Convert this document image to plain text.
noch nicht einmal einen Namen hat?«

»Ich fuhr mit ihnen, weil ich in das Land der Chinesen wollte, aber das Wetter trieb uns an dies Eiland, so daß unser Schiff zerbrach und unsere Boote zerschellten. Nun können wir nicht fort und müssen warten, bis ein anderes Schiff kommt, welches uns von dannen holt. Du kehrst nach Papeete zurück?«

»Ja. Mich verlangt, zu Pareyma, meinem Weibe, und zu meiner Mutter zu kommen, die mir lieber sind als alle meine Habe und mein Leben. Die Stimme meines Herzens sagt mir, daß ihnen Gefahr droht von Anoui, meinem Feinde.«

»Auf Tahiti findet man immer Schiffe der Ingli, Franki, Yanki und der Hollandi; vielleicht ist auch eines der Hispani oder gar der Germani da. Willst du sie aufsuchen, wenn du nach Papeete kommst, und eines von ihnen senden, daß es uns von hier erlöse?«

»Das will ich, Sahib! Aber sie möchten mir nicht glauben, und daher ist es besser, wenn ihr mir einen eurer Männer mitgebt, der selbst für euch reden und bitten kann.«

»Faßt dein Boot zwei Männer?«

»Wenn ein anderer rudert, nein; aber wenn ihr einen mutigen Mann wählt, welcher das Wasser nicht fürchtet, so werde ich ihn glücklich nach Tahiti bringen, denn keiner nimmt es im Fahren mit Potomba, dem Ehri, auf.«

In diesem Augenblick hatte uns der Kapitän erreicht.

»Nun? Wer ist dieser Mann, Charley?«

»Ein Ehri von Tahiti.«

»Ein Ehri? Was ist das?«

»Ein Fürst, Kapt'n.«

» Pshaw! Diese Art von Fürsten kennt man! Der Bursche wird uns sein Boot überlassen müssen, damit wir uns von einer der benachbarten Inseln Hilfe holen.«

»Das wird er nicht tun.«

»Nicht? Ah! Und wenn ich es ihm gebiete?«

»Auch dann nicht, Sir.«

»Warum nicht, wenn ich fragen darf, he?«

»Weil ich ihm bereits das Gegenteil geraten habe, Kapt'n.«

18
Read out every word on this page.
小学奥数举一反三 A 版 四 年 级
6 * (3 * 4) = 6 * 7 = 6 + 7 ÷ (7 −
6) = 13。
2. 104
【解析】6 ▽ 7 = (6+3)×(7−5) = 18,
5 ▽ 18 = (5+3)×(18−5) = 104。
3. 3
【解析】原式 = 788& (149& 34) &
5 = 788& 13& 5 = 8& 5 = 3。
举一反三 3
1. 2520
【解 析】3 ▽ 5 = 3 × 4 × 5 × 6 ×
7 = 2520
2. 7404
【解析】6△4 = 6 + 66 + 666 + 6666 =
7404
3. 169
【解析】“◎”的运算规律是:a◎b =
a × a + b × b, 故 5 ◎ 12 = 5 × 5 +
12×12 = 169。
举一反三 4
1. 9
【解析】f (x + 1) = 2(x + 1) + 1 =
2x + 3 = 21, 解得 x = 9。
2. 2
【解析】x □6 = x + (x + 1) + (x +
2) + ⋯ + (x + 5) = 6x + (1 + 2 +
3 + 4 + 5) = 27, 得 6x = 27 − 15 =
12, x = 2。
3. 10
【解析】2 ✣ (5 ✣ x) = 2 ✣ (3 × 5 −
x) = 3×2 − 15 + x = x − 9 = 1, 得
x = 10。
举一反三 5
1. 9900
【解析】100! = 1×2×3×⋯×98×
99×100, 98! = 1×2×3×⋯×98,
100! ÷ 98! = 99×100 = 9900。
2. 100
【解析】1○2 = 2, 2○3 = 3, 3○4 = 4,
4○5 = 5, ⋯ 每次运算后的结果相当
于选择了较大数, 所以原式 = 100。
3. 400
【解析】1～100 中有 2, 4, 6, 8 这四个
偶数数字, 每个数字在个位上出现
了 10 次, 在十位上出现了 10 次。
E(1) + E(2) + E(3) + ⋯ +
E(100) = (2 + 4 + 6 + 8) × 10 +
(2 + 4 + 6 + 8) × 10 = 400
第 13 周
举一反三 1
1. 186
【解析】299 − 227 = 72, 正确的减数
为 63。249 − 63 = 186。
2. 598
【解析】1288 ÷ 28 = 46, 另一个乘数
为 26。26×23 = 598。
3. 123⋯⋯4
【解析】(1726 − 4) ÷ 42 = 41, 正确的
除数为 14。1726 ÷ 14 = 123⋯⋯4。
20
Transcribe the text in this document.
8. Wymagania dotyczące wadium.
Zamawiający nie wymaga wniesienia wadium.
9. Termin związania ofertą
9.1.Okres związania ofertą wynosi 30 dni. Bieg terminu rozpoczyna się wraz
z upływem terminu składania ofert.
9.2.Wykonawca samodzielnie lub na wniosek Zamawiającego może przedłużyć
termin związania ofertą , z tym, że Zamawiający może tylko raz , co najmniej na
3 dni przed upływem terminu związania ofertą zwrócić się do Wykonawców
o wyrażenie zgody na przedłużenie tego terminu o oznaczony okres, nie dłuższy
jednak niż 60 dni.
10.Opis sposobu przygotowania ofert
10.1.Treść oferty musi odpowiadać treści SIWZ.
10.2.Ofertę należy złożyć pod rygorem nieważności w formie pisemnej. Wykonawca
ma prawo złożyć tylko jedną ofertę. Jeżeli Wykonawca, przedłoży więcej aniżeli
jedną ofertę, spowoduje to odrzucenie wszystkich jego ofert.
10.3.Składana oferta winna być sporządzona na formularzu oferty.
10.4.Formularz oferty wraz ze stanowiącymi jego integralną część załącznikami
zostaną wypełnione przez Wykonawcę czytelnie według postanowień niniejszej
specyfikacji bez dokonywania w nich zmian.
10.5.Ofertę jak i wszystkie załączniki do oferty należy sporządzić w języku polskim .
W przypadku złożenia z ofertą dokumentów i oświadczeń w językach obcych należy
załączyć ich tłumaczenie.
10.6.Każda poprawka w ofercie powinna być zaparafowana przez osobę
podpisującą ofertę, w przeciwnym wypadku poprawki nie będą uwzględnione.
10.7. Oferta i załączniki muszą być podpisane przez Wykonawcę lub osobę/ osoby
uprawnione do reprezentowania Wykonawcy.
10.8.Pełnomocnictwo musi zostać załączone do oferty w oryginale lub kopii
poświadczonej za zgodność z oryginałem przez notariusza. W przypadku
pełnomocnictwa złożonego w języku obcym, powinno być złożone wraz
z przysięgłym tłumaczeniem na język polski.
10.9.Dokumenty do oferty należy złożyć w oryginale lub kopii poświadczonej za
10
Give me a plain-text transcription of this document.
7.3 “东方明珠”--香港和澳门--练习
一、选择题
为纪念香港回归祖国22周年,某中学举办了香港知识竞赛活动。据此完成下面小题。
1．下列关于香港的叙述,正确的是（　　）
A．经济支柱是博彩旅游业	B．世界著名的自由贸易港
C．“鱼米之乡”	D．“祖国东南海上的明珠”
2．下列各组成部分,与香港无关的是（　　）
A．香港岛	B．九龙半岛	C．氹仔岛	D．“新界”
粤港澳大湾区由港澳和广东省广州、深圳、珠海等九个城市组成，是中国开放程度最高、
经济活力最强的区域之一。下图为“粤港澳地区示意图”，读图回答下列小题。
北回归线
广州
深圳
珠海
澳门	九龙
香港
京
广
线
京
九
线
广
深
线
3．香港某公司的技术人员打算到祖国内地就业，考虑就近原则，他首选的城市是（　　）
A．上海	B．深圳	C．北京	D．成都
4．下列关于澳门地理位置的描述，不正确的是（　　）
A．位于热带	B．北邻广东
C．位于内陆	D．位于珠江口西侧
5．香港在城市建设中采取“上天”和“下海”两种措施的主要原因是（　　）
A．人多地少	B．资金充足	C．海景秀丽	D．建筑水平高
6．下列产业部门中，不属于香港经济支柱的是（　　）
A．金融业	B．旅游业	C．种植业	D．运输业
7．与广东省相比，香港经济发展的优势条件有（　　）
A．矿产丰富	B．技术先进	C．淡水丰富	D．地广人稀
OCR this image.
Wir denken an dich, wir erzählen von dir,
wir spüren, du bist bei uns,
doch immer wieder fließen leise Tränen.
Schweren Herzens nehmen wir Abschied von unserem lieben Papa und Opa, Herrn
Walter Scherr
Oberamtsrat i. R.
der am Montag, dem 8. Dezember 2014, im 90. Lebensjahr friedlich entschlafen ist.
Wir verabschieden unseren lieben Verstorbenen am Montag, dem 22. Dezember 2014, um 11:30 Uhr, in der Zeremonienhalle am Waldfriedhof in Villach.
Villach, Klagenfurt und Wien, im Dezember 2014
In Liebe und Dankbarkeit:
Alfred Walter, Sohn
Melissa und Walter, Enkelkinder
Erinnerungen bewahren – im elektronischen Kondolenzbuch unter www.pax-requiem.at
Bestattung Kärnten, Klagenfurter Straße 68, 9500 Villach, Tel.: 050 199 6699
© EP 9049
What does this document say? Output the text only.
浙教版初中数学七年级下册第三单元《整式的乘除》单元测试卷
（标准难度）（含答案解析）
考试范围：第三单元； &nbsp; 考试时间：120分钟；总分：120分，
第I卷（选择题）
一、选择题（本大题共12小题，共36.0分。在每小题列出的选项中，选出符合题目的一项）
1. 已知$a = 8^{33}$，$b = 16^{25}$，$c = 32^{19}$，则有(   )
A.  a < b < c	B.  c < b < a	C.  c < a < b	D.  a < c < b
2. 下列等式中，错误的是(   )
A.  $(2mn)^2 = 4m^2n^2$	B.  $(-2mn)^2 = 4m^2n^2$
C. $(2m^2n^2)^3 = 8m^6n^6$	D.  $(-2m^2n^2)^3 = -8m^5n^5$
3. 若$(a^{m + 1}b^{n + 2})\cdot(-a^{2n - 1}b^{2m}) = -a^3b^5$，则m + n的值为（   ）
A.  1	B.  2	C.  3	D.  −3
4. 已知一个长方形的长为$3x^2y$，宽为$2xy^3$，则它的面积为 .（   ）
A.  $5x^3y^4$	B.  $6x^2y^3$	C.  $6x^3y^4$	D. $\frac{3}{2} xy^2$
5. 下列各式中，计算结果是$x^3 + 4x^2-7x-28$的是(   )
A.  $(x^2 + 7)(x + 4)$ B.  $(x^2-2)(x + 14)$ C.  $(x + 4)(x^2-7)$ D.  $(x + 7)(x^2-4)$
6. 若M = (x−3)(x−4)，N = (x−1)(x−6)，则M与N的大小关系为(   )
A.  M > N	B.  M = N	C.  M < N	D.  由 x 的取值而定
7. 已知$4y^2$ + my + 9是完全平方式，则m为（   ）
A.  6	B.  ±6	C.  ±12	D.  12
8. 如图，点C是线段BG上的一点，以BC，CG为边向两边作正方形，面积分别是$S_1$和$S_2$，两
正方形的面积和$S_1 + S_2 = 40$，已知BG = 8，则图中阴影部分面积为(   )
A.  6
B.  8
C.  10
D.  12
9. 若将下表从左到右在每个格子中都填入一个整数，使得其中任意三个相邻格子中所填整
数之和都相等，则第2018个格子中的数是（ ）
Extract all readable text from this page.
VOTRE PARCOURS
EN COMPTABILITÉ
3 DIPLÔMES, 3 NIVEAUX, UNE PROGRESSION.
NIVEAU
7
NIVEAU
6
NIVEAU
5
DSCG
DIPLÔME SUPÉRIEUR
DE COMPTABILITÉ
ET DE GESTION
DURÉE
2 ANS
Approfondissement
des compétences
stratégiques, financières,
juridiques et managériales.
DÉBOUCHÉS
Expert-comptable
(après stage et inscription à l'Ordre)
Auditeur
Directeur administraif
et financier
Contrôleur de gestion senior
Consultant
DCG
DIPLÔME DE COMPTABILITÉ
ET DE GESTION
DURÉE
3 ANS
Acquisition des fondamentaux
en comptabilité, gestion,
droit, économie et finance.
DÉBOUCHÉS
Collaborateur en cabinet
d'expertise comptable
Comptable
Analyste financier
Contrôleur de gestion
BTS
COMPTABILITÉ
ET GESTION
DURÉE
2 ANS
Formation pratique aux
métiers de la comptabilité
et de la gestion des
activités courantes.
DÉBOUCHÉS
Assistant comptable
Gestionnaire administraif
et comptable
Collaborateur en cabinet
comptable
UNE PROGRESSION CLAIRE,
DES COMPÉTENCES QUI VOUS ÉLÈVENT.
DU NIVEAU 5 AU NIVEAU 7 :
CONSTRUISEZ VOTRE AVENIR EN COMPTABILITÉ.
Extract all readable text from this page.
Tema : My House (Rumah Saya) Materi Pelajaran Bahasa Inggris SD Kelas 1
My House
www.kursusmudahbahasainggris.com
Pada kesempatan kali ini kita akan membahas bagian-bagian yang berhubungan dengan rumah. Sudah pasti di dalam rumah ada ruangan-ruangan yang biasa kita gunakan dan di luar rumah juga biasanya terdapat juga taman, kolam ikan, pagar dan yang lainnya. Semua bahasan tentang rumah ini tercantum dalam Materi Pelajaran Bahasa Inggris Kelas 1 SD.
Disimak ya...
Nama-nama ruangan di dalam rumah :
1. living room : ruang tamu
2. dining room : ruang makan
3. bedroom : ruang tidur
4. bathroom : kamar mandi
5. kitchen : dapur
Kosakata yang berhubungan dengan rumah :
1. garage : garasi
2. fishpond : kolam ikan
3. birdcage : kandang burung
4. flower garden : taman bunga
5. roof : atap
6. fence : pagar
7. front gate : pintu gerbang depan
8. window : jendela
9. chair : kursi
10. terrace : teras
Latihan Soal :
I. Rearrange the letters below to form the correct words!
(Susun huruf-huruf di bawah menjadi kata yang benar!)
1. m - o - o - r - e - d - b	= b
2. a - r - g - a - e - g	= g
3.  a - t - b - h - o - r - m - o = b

************

**TASK DIRECTIONS:**
State the number of lines that contain the string "ikan", with no other words.

**SOLUTION TO THIS PROBLEM:**
2